VOLTAGE REGULATOR AND SEMICONDUCTOR DEVICE

Abstract

A voltage regulator includes: an output transistor containing a source connected to an input port and a drain connected to an output port; voltage dividing resistors which are connected between a voltage adjustment port and a ground port, divide an adjustment voltage received at the voltage adjustment port, and output a feedback voltage; a reference voltage circuit which outputs a reference voltage; an error amplifier circuit which controls a gate voltage of the output transistor based on the reference voltage and the feedback voltage; and a disconnection protection circuit which includes a first MOS transistor containing a source connected to the output port and a gate connected to the voltage adjustment port, and detects a disconnection of a bonding wire of the voltage adjustment port.

Description

CROSS-REFERENCE TO RELATED APPLICATION

This application claims the priority benefits of Japanese application no. 2023-200511, filed on Nov. 28, 2023. The entirety of the above-mentioned patent application is hereby incorporated by reference herein and made a part of this specification.

BACKGROUND

Technical Field

The present invention relates to a voltage regulator and a semiconductor device.

Description of Related Art

In general, a voltage regulator generates a constant voltage from a power supply voltage received at an input port, and outputs the constant voltage to an output port. Even if the power supply voltage or load current fluctuates, the output voltage is maintained at a constant value. A voltage regulator which is provided with a feedback voltage port in addition to the output port in order to ensure the accuracy of the output voltage in the case of the output current being large is known.

FIG. 5 illustrates a conventional voltage regulator and a conventional semiconductor device that are provided with a feedback voltage port.

A conventional voltage regulator 51 includes an operational amplifier OP1, an output transistor M1, voltage dividing resistors R1 and R2, a protective resistor Rp1, an input port Pi1, an output port Po1, and a feedback voltage port Pf1.

A semiconductor device 52 includes an input port Pi2 and an output port Po2. The output port Po2 is connected to the output port Po1 and the feedback voltage port Pf1 of the voltage regulator, and supplies a voltage to a load LD.

Since the feedback voltage port Pf1 is connected to the output port Po2, the feedback voltage port Pf1 is not affected by the output current and the voltage drop due to the bonding wire, unlike the output port Po1, and the voltage of the output port Po2 is input thereto.

The protective resistor Rp1 is connected between the output port Po1 and the feedback voltage port Pf1. In the case of a bonding wire of the feedback voltage port Pf1 being broken, the protective resistor Rp1 functions to limit the output voltage to a predetermined voltage (see, for example, Patent Literature 1 (Japanese Patent Application Laid-Open No. 2004-128329)).

However, in the conventional voltage regulator, in the case of the bonding wire of the feedback voltage port Rf1 being broken, since the protective resistor Rp1 is connected in series with the voltage dividing resistors, the output voltage becomes higher than a desired voltage value.

### DATA SHOWN
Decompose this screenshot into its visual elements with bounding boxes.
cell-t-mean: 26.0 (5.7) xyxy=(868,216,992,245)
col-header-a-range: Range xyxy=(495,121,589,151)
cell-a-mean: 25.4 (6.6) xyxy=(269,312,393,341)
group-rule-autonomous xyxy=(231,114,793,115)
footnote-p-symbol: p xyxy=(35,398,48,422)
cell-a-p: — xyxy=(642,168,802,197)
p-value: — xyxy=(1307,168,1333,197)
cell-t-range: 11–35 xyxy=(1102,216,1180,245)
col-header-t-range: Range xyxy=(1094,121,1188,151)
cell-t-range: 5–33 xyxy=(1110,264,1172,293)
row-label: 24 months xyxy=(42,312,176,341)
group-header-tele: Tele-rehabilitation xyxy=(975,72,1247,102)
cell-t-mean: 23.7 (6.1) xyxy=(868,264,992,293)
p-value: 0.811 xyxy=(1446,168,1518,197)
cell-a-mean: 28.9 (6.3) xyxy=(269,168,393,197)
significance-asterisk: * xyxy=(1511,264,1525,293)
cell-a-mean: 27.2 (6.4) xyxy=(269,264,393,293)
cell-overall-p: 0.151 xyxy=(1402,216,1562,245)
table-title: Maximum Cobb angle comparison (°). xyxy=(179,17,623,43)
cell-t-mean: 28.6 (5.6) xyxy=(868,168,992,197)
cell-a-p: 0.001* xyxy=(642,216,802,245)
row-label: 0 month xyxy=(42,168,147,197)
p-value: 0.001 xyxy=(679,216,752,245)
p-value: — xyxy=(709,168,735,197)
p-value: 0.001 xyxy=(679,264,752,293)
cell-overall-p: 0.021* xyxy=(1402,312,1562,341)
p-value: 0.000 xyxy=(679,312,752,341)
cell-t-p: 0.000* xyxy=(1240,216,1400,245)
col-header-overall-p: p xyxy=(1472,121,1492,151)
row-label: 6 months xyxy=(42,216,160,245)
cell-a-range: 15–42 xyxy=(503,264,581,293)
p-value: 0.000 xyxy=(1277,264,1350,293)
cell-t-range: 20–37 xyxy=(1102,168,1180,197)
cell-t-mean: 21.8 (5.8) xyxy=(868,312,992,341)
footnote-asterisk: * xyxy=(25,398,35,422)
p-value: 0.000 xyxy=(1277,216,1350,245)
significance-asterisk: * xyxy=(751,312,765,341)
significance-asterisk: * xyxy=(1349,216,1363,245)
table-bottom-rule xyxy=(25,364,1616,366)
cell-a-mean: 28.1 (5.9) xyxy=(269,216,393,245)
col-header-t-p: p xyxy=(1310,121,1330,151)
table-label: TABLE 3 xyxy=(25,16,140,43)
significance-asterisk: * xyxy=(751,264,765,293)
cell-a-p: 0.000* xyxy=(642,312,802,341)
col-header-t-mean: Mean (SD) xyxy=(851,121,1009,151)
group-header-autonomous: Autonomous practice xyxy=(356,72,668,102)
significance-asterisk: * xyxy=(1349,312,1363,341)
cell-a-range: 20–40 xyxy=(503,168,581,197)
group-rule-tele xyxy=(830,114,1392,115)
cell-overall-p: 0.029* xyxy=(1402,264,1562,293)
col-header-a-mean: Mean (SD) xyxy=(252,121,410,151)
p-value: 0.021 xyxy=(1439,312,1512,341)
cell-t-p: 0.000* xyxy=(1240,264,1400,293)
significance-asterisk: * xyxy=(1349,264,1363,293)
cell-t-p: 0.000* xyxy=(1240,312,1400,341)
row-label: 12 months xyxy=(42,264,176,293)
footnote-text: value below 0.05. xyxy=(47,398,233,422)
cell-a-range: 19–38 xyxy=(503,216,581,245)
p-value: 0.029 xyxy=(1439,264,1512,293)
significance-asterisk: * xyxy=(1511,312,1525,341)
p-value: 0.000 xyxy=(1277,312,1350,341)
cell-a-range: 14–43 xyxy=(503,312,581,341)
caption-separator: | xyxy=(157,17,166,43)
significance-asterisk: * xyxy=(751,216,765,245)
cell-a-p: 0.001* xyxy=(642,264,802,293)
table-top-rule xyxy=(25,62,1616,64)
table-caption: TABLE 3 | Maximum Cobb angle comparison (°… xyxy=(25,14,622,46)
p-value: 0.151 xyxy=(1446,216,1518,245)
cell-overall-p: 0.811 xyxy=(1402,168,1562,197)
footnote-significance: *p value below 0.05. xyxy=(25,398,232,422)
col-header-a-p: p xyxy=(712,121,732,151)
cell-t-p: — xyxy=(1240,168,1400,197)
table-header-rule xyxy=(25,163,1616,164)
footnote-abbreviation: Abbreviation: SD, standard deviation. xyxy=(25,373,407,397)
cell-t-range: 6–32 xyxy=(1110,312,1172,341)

### WORK TASK A
In the voltage regulator patent text, what is the number of the Japanese application whose priority is claimed?
### WORK TASK B
Reproduce the passage of the voltage regulator patent text that begins with the words containing "CROSS-REFERENCE TO RELATED" and ends with "of this specification.".

### ANSWER SECTION A
2023-200511

### ANSWER SECTION B
CROSS-REFERENCE TO RELATED APPLICATION

This application claims the priority benefits of Japanese application no. 2023-200511, filed on Nov. 28, 2023. The entirety of the above-mentioned patent application is hereby incorporated by reference herein and made a part of this specification.